### DATA SUPPLIED
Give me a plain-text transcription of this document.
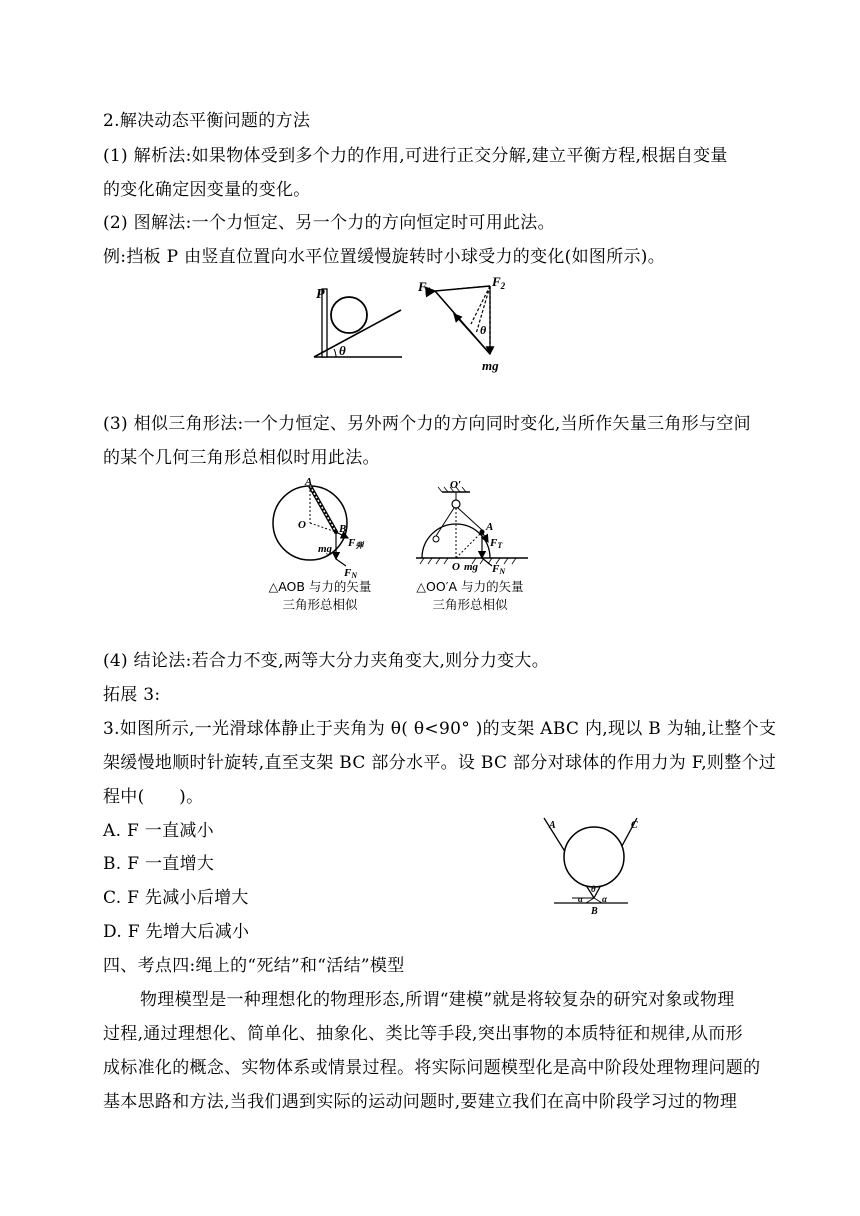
2.解决动态平衡问题的方法
(1) 解析法:如果物体受到多个力的作用,可进行正交分解,建立平衡方程,根据自变量
的变化确定因变量的变化。
(2) 图解法:一个力恒定、另一个力的方向恒定时可用此法。
例:挡板 P 由竖直位置向水平位置缓慢旋转时小球受力的变化(如图所示)。
P
θ
$F_1$
$F_2$
θ
mg
(3) 相似三角形法:一个力恒定、另外两个力的方向同时变化,当所作矢量三角形与空间
的某个几何三角形总相似时用此法。
A
O	B
mg F弹
FN
△AOB 与力的矢量
三角形总相似
O′
A
FT
O mg FN
△OO′A 与力的矢量
三角形总相似
(4) 结论法:若合力不变,两等大分力夹角变大,则分力变大。
拓展 3:
3.如图所示,一光滑球体静止于夹角为 θ( θ<90° )的支架 ABC 内,现以 B 为轴,让整个支
架缓慢地顺时针旋转,直至支架 BC 部分水平。设 BC 部分对球体的作用力为 F,则整个过
程中(　　)。
A. F 一直减小
B. F 一直增大
C. F 先减小后增大
D. F 先增大后减小
A	C
θ
α α
B
四、考点四:绳上的“死结”和“活结”模型
物理模型是一种理想化的物理形态,所谓“建模”就是将较复杂的研究对象或物理
过程,通过理想化、简单化、抽象化、类比等手段,突出事物的本质特征和规律,从而形
成标准化的概念、实物体系或情景过程。将实际问题模型化是高中阶段处理物理问题的
基本思路和方法,当我们遇到实际的运动问题时,要建立我们在高中阶段学习过的物理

### PROBLEM TO SOLVE
Gather each line in the data that holds the string "一个力恒定".

### RESULT FOR THIS TASK
(2) 图解法:一个力恒定、另一个力的方向恒定时可用此法。
(3) 相似三角形法:一个力恒定、另外两个力的方向同时变化,当所作矢量三角形与空间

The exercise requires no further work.